§ **GOAL**
Look through the data and write out every line with the word "Whiteboard" in it.

#### WORKING DATA ####

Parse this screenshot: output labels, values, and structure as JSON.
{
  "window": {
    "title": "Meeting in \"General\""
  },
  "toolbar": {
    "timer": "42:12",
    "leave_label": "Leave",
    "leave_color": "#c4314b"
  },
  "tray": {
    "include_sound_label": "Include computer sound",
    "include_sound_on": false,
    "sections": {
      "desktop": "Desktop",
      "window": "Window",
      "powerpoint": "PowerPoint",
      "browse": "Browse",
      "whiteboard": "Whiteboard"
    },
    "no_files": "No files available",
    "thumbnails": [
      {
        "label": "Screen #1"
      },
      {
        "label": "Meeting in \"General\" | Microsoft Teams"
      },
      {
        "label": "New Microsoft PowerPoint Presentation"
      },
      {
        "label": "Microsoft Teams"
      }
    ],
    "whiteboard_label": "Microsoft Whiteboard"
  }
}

####

§ **REPLY TO THE EXERCISE**
      "whiteboard": "Whiteboard"
    "whiteboard_label": "Microsoft Whiteboard"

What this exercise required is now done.